[Rows from a dataset]
=======

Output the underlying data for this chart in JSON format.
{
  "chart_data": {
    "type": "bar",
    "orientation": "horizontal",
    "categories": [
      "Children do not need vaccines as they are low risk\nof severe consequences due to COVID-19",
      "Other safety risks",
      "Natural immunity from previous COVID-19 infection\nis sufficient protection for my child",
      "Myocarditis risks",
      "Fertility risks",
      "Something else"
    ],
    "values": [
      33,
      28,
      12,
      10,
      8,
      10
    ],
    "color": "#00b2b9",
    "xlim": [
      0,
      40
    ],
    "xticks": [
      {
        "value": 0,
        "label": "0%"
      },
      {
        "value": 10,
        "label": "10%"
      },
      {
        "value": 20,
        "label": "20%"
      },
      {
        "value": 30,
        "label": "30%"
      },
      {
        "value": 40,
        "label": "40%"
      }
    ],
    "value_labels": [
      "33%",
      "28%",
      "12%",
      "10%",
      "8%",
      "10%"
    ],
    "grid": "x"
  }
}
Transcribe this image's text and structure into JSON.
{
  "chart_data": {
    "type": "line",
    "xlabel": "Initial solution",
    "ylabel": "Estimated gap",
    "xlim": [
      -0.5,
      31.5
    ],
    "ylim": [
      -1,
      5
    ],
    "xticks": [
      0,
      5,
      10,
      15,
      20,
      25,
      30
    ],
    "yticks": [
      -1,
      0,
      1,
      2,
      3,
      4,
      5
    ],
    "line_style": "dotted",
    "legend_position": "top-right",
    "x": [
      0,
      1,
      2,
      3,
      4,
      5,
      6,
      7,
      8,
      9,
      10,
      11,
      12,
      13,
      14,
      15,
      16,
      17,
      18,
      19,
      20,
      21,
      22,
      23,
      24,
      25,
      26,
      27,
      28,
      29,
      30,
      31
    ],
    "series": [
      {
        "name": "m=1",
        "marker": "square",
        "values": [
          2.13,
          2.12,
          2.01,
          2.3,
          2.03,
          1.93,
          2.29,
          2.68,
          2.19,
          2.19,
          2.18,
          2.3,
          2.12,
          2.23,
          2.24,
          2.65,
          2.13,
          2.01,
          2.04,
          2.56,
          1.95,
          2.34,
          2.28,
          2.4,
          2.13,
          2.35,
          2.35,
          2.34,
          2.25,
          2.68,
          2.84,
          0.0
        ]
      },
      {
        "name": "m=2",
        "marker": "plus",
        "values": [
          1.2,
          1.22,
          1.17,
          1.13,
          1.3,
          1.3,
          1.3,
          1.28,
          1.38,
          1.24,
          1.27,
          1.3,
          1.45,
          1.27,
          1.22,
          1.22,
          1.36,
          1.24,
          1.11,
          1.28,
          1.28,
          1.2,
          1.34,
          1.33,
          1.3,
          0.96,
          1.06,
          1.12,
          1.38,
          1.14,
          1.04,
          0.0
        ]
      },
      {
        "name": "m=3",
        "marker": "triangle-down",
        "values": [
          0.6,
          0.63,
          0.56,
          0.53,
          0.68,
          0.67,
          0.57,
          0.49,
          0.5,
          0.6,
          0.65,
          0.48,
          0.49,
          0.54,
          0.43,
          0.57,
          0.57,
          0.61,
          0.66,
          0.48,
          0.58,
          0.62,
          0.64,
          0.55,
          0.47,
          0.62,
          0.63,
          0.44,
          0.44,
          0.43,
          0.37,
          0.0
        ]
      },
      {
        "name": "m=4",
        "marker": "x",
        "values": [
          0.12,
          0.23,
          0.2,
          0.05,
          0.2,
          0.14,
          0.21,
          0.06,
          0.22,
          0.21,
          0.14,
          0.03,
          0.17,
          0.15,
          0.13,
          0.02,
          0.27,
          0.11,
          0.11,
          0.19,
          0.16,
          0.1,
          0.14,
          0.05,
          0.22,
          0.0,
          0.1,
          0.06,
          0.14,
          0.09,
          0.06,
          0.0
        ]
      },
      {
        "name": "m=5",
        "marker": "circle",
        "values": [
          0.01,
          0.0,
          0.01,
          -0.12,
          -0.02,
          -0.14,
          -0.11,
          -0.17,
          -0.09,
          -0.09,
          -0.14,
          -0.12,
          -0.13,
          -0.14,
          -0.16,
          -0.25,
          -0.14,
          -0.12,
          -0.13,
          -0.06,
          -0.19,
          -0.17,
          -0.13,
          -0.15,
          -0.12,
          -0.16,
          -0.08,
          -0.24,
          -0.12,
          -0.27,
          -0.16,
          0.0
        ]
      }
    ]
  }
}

=======

Work to do -
Tally up the lines of the listing containing the word "COVID". Give only the total.

Answer to this exercise -
2